OBJETIVO 1
Por favor, diga se cada afirmação abaixo está de acordo com o texto sobre a emigração italiana, respondendo sim ou não e citando literalmente as palavras do texto que decidem a resposta. (a) Entre 1820 e 1920, mais de sessenta milhões de pessoas deixaram a Europa. (b) Dom João Batista Scalabrini era bispo de Milão. (c) Na estação, Dom Scalabrini viu cerca de mil pessoas.
OBJETIVO 2
Prossiga com o texto sobre a emigração italiana a partir do ponto em que ele termina.

TRECHO DO TEXTO
______________________________

A emigração italiana

A história da Congregação dos Missionários de São Carlos está intimamente ligada ao drama da mobilidade humana ocorrida no século XIX na Europa. Como todo carisma eclesial, a Congregação surgiu como uma resposta dada a uma situação específica. Dom João Batista Scalabrini era bispo de Placência, toda a sua diocese, toda a Itália e grande parte da Europa encontravam-se em movimento. As causas são variadas e complexas. O fato é que em cem anos, desde 1820 a 1920, mais de sessenta milhões de pessoas deixaram a Europa para procurar um outro lugar que lhes proporcionasse uma vida melhor do que a própria terra lhes oferecia.
Entre as prováveis causas do êxodo humano europeu está a necessidade de abandonar o campo e migrar para as cidades, fato ocorrido com a Revolução Industrial e com as invenções das máquinas a vapor. Criaram-se empregos nas cidades, nas imensas fábricas. Encurtaram-se distâncias com os barcos e os trens a vapor. Violências, opções políticas equivocadas, desastres naturais, provocaram o empobrecimento e a consequente migração.
Assim estamos numa época em que milhares de italianos procuram o modo de deixar suas terras e o fazem essencialmente com esses dois símbolos da Revolução Industrial: o trem e o barco a vapor. As estações e os portos estão abarrotados de pessoas desesperadas que entendem a migração como único caminho de salvação. Roubar ou migrar era o dilema que milhares de pessoas encontravam.

É conhecida a cena paradigmática da estação de Milão, por onde passou o bispo de Placência, Dom Scalabrini, que seu olhar sensível registrou e cuja dor feriu o seu coração paterno. Assim ele mesmo narra o fato: “Passando pela estação, vi a vasta sala, os pórticos laterais e a praça adjacente invadidos por trezentos ou quatrocentos indivíduos, vestidos pobremente, divididos em diversos grupos. Nos seus rostos bronzeados pelo sol, marcados por rugas precoces que a privação costuma imprimir, apareciam o tumulto dos afetos que agitavam seus corações naquele momento, eram velhos curvados pela idade e pelas fadigas, homens na flor da virilidade, mulheres que levavam após si ou carregavam ao colo suas crianças…eram migrantes”.

______________________________

DADOS ARMAZENADOS
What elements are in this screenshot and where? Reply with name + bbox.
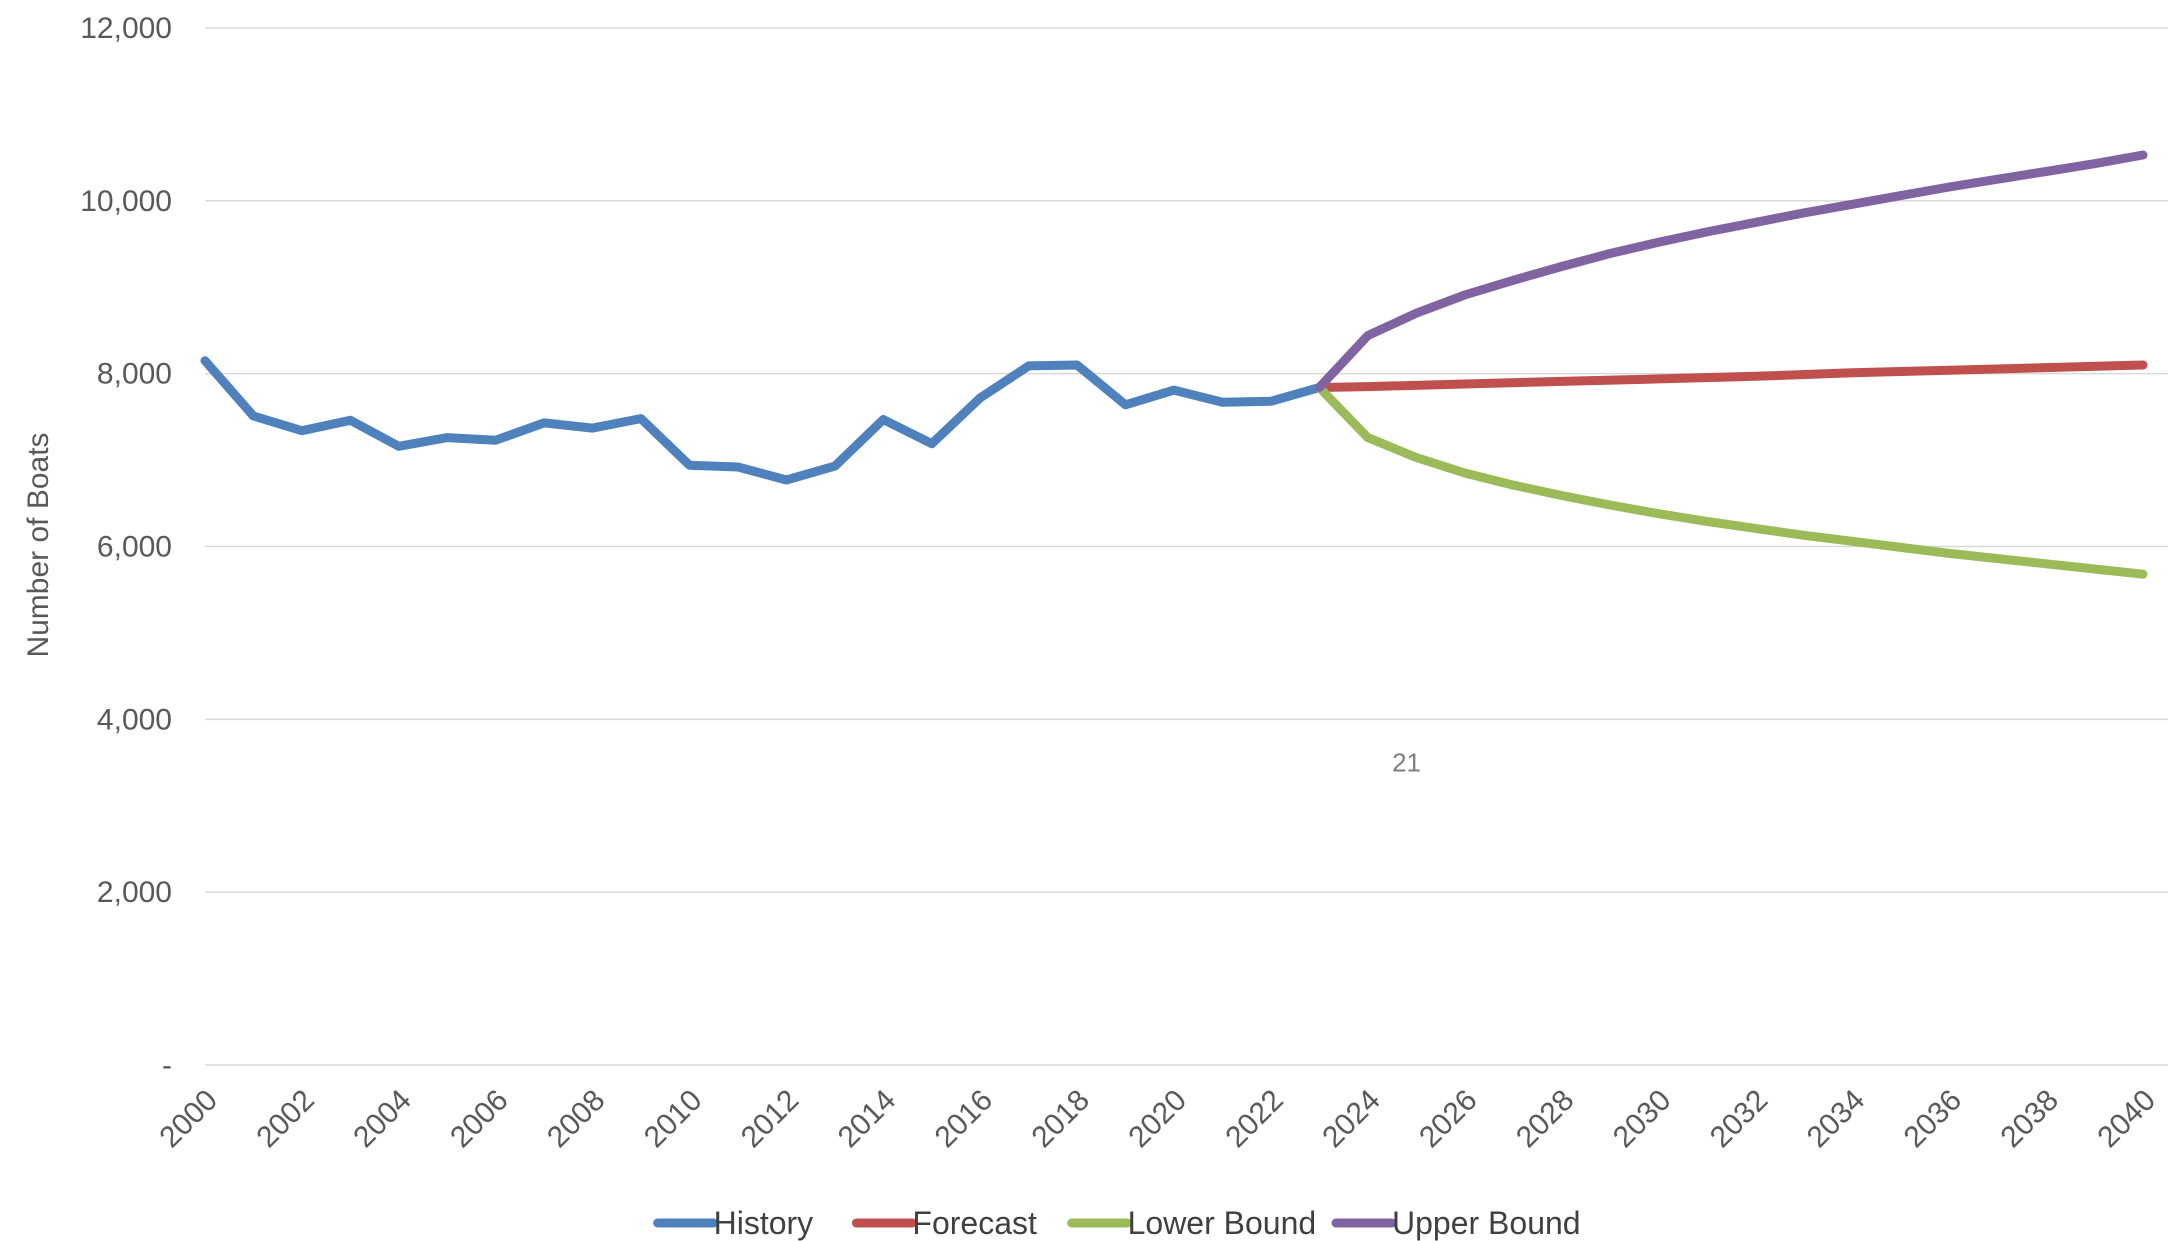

______________________________

RESULTADO FINAL 1
(a) Sim: “desde 1820 a 1920, mais de sessenta milhões de pessoas deixaram a Europa”.
(b) Não: “Dom João Batista Scalabrini era bispo de Placência”.
(c) Não: “invadidos por trezentos ou quatrocentos indivíduos”.

RESULTADO FINAL 2
Boa parte dos italianos emigraram para os Estados Unidos, a Austrália, a Argentina, o Brasil, entre outros países. Nestas terras desconhecidas, enfrentaram as mais diversas dificuldades, onde a carência de tudo é uma característica comum. Desmataram e criaram terras férteis para as plantações no Rio Grande do Sul, foram cafeeiros nas Fazendas de São Paulo e de Minas Gerais, construíram cidades com a constância da saudade e da falta da terra mãe.
O coração do bom bispo Scalabrini sofria com o drama de seus compatriotas: “Ecoa dentro de mim dolorosamente, até agora, a voz de um pobre camponês lombardo, vindo a Placência há dois anos, do extremo vale do Tibagi no Brasil, para me pedir, em nome da numerosa colônia, um Missionário. “Ah, Padre, dizia-me, com voz comovida, se soubesse quanto temos sofrido! quanto temos chorado, junto ao leito de nossos caros moribundos, que nos pediam consternados um padre…, e não poder tê-lo. Oh Deus, nós não, não podemos mais viver, não podemos mais viver assim”. E o pobrezinho continuava, com rude, mas eloquente linguagem, a narrar-me cenas verdadeiramente dolorosas. Eu confesso: nunca, como naquele momento desejei o vigor dos meus vinte anos, nunca lamentei, como então, a impossibilidade de trocar a cruz de ouro do Bispo por aquela de madeira do missionário para voar em auxílio daqueles infelizes, verdadeiramente infelizes, porque aos outros perigos para eles, se acrescenta o de cair no abismo do desespero” (João Batista Scalabrini, A migração dos operários italianos, 1889).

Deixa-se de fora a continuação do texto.